==== Extracted data
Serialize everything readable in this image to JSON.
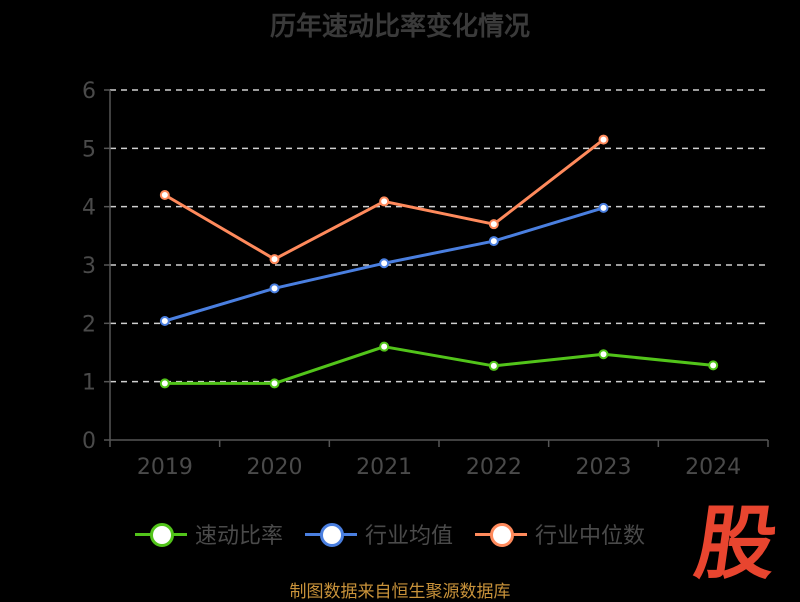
{
  "title": "历年速动比率变化情况",
  "source_note": "制图数据来自恒生聚源数据库",
  "brand_logo_text": "股",
  "legend": [
    {
      "label": "速动比率",
      "color": "#52c41a"
    },
    {
      "label": "行业均值",
      "color": "#4a7fe0"
    },
    {
      "label": "行业中位数",
      "color": "#ff8a5c"
    }
  ],
  "chart_data": {
    "type": "line",
    "title": "历年速动比率变化情况",
    "xlabel": "",
    "ylabel": "",
    "categories": [
      "2019",
      "2020",
      "2021",
      "2022",
      "2023",
      "2024"
    ],
    "ylim": [
      0,
      6
    ],
    "yticks": [
      0,
      1,
      2,
      3,
      4,
      5,
      6
    ],
    "grid": "horizontal dashed",
    "legend_position": "bottom",
    "series": [
      {
        "name": "速动比率",
        "color": "#52c41a",
        "values": [
          0.97,
          0.97,
          1.6,
          1.27,
          1.47,
          1.28
        ]
      },
      {
        "name": "行业均值",
        "color": "#4a7fe0",
        "values": [
          2.04,
          2.6,
          3.03,
          3.41,
          3.98,
          null
        ]
      },
      {
        "name": "行业中位数",
        "color": "#ff8a5c",
        "values": [
          4.2,
          3.1,
          4.09,
          3.7,
          5.15,
          null
        ]
      }
    ]
  }
}
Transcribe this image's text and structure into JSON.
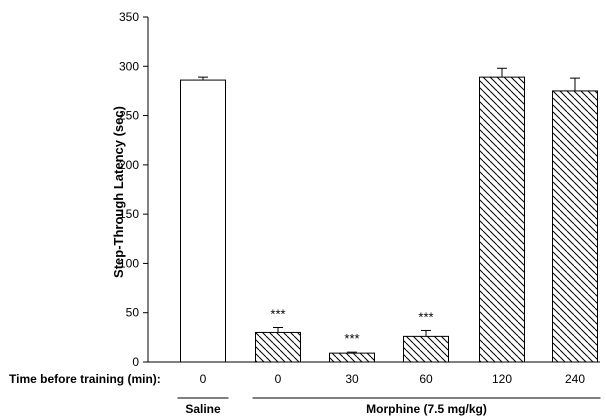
{
  "chart_data": {
    "type": "bar",
    "title": "",
    "ylabel": "Step-Through Latency (sec)",
    "xlabel": "Time before training (min):",
    "ylim": [
      0,
      350
    ],
    "yticks": [
      0,
      50,
      100,
      150,
      200,
      250,
      300,
      350
    ],
    "categories": [
      "0",
      "0",
      "30",
      "60",
      "120",
      "240"
    ],
    "values": [
      286,
      30,
      9,
      26,
      289,
      275
    ],
    "errors": [
      3,
      5,
      1,
      6,
      9,
      13
    ],
    "significance": [
      "",
      "***",
      "***",
      "***",
      "",
      ""
    ],
    "fill": [
      "open",
      "hatched",
      "hatched",
      "hatched",
      "hatched",
      "hatched"
    ],
    "groups": [
      {
        "label": "Saline",
        "start": 0,
        "end": 0
      },
      {
        "label": "Morphine (7.5 mg/kg)",
        "start": 1,
        "end": 5
      }
    ],
    "grid": false,
    "colors": {
      "bar_edge": "#000000",
      "bar_fill": "#ffffff",
      "hatch": "#000000"
    }
  }
}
========
• Aim:
Copy out all the data without changing anything, and drop the pictures.

• Response to this task:
Serialize everything readable in this image to JSON.
{
  "title": "历年速动比率变化情况",
  "source_note": "制图数据来自恒生聚源数据库",
  "brand_logo_text": "股",
  "legend": [
    {
      "label": "速动比率",
      "color": "#52c41a"
    },
    {
      "label": "行业均值",
      "color": "#4a7fe0"
    },
    {
      "label": "行业中位数",
      "color": "#ff8a5c"
    }
  ],
  "chart_data": {
    "type": "line",
    "title": "历年速动比率变化情况",
    "xlabel": "",
    "ylabel": "",
    "categories": [
      "2019",
      "2020",
      "2021",
      "2022",
      "2023",
      "2024"
    ],
    "ylim": [
      0,
      6
    ],
    "yticks": [
      0,
      1,
      2,
      3,
      4,
      5,
      6
    ],
    "grid": "horizontal dashed",
    "legend_position": "bottom",
    "series": [
      {
        "name": "速动比率",
        "color": "#52c41a",
        "values": [
          0.97,
          0.97,
          1.6,
          1.27,
          1.47,
          1.28
        ]
      },
      {
        "name": "行业均值",
        "color": "#4a7fe0",
        "values": [
          2.04,
          2.6,
          3.03,
          3.41,
          3.98,
          null
        ]
      },
      {
        "name": "行业中位数",
        "color": "#ff8a5c",
        "values": [
          4.2,
          3.1,
          4.09,
          3.7,
          5.15,
          null
        ]
      }
    ]
  }
}
Transcribe this image's text and structure into JSON.
{
  "chart_data": {
    "type": "bar",
    "title": "",
    "ylabel": "Step-Through Latency (sec)",
    "xlabel": "Time before training (min):",
    "ylim": [
      0,
      350
    ],
    "yticks": [
      0,
      50,
      100,
      150,
      200,
      250,
      300,
      350
    ],
    "categories": [
      "0",
      "0",
      "30",
      "60",
      "120",
      "240"
    ],
    "values": [
      286,
      30,
      9,
      26,
      289,
      275
    ],
    "errors": [
      3,
      5,
      1,
      6,
      9,
      13
    ],
    "significance": [
      "",
      "***",
      "***",
      "***",
      "",
      ""
    ],
    "fill": [
      "open",
      "hatched",
      "hatched",
      "hatched",
      "hatched",
      "hatched"
    ],
    "groups": [
      {
        "label": "Saline",
        "start": 0,
        "end": 0
      },
      {
        "label": "Morphine (7.5 mg/kg)",
        "start": 1,
        "end": 5
      }
    ],
    "grid": false,
    "colors": {
      "bar_edge": "#000000",
      "bar_fill": "#ffffff",
      "hatch": "#000000"
    }
  }
}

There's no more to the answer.